GIVEN TASK
Reproduce the data below line for line, with no changes.
= = = = =
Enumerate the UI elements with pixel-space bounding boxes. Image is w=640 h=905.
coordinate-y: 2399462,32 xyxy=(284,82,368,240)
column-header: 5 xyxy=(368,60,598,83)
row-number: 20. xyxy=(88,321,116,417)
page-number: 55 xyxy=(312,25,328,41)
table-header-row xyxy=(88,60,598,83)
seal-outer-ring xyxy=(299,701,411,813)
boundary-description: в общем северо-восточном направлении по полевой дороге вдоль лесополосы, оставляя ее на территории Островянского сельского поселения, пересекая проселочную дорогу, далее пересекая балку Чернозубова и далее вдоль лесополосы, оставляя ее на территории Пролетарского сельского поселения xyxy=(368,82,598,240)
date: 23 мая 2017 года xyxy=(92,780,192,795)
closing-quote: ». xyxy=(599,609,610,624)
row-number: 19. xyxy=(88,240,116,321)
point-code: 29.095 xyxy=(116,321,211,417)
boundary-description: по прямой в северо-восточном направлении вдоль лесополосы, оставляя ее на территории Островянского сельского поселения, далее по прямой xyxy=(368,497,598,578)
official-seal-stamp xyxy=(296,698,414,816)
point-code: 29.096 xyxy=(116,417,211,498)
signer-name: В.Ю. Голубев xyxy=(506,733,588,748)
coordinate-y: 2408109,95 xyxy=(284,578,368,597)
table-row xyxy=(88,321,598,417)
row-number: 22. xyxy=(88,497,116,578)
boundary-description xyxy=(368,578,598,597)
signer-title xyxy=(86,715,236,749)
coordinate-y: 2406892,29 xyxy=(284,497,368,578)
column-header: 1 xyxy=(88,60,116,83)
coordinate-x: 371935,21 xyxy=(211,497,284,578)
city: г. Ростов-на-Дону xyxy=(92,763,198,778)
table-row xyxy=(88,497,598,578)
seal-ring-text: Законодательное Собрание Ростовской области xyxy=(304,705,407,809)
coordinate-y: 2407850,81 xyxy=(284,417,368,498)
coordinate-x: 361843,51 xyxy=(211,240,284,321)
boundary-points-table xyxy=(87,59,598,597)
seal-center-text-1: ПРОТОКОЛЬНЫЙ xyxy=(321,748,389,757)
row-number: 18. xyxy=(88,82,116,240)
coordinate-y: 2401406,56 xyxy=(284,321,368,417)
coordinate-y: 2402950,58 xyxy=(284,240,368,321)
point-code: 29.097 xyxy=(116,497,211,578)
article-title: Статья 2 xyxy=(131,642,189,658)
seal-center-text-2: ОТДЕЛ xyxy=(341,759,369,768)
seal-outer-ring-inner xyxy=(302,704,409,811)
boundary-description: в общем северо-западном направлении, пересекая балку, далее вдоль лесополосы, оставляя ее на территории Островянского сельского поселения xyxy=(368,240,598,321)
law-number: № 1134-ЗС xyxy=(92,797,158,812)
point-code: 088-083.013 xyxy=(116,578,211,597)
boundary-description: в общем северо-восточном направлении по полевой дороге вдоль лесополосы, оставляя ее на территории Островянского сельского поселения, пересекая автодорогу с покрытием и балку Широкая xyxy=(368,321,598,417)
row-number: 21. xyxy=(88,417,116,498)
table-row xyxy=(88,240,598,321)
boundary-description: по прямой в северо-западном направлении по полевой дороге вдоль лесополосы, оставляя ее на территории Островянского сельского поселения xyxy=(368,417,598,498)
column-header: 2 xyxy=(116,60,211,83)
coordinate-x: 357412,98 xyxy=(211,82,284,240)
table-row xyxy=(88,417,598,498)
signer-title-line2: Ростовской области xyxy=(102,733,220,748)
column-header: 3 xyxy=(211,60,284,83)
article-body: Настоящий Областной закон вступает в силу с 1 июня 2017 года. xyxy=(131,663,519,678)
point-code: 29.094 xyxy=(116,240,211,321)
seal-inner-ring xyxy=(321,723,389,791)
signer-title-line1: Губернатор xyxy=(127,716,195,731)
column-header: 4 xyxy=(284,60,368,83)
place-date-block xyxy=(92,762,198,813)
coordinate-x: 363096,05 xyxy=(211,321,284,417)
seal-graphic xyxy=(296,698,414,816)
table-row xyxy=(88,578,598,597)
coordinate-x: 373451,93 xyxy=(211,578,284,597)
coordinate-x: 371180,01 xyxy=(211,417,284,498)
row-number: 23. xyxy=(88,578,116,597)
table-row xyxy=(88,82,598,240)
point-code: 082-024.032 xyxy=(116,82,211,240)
= = = = =
RESULT FOR THIS EXERCISE
Enumerate the UI elements with pixel-space bounding boxes. Image is w=640 h=905.
coordinate-y: 2399462,32 xyxy=(284,82,368,240)
column-header: 5 xyxy=(368,60,598,83)
row-number: 20. xyxy=(88,321,116,417)
page-number: 55 xyxy=(312,25,328,41)
table-header-row xyxy=(88,60,598,83)
seal-outer-ring xyxy=(299,701,411,813)
boundary-description: в общем северо-восточном направлении по полевой дороге вдоль лесополосы, оставляя ее на территории Островянского сельского поселения, пересекая проселочную дорогу, далее пересекая балку Чернозубова и далее вдоль лесополосы, оставляя ее на территории Пролетарского сельского поселения xyxy=(368,82,598,240)
date: 23 мая 2017 года xyxy=(92,780,192,795)
closing-quote: ». xyxy=(599,609,610,624)
row-number: 19. xyxy=(88,240,116,321)
point-code: 29.095 xyxy=(116,321,211,417)
boundary-description: по прямой в северо-восточном направлении вдоль лесополосы, оставляя ее на территории Островянского сельского поселения, далее по прямой xyxy=(368,497,598,578)
official-seal-stamp xyxy=(296,698,414,816)
point-code: 29.096 xyxy=(116,417,211,498)
signer-name: В.Ю. Голубев xyxy=(506,733,588,748)
coordinate-y: 2408109,95 xyxy=(284,578,368,597)
table-row xyxy=(88,321,598,417)
row-number: 22. xyxy=(88,497,116,578)
boundary-description xyxy=(368,578,598,597)
signer-title xyxy=(86,715,236,749)
coordinate-y: 2406892,29 xyxy=(284,497,368,578)
column-header: 1 xyxy=(88,60,116,83)
coordinate-x: 371935,21 xyxy=(211,497,284,578)
city: г. Ростов-на-Дону xyxy=(92,763,198,778)
table-row xyxy=(88,497,598,578)
seal-ring-text: Законодательное Собрание Ростовской области xyxy=(304,705,407,809)
coordinate-y: 2407850,81 xyxy=(284,417,368,498)
coordinate-x: 361843,51 xyxy=(211,240,284,321)
boundary-points-table xyxy=(87,59,598,597)
seal-center-text-1: ПРОТОКОЛЬНЫЙ xyxy=(321,748,389,757)
row-number: 18. xyxy=(88,82,116,240)
coordinate-y: 2401406,56 xyxy=(284,321,368,417)
coordinate-y: 2402950,58 xyxy=(284,240,368,321)
point-code: 29.097 xyxy=(116,497,211,578)
article-title: Статья 2 xyxy=(131,642,189,658)
seal-center-text-2: ОТДЕЛ xyxy=(341,759,369,768)
seal-outer-ring-inner xyxy=(302,704,409,811)
boundary-description: в общем северо-западном направлении, пересекая балку, далее вдоль лесополосы, оставляя ее на территории Островянского сельского поселения xyxy=(368,240,598,321)
law-number: № 1134-ЗС xyxy=(92,797,158,812)
point-code: 088-083.013 xyxy=(116,578,211,597)
boundary-description: в общем северо-восточном направлении по полевой дороге вдоль лесополосы, оставляя ее на территории Островянского сельского поселения, пересекая автодорогу с покрытием и балку Широкая xyxy=(368,321,598,417)
row-number: 21. xyxy=(88,417,116,498)
table-row xyxy=(88,240,598,321)
boundary-description: по прямой в северо-западном направлении по полевой дороге вдоль лесополосы, оставляя ее на территории Островянского сельского поселения xyxy=(368,417,598,498)
column-header: 2 xyxy=(116,60,211,83)
coordinate-x: 357412,98 xyxy=(211,82,284,240)
table-row xyxy=(88,417,598,498)
signer-title-line2: Ростовской области xyxy=(102,733,220,748)
column-header: 3 xyxy=(211,60,284,83)
article-body: Настоящий Областной закон вступает в силу с 1 июня 2017 года. xyxy=(131,663,519,678)
point-code: 29.094 xyxy=(116,240,211,321)
seal-inner-ring xyxy=(321,723,389,791)
signer-title-line1: Губернатор xyxy=(127,716,195,731)
column-header: 4 xyxy=(284,60,368,83)
place-date-block xyxy=(92,762,198,813)
coordinate-x: 363096,05 xyxy=(211,321,284,417)
seal-graphic xyxy=(296,698,414,816)
table-row xyxy=(88,578,598,597)
coordinate-x: 373451,93 xyxy=(211,578,284,597)
coordinate-x: 371180,01 xyxy=(211,417,284,498)
row-number: 23. xyxy=(88,578,116,597)
table-row xyxy=(88,82,598,240)
point-code: 082-024.032 xyxy=(116,82,211,240)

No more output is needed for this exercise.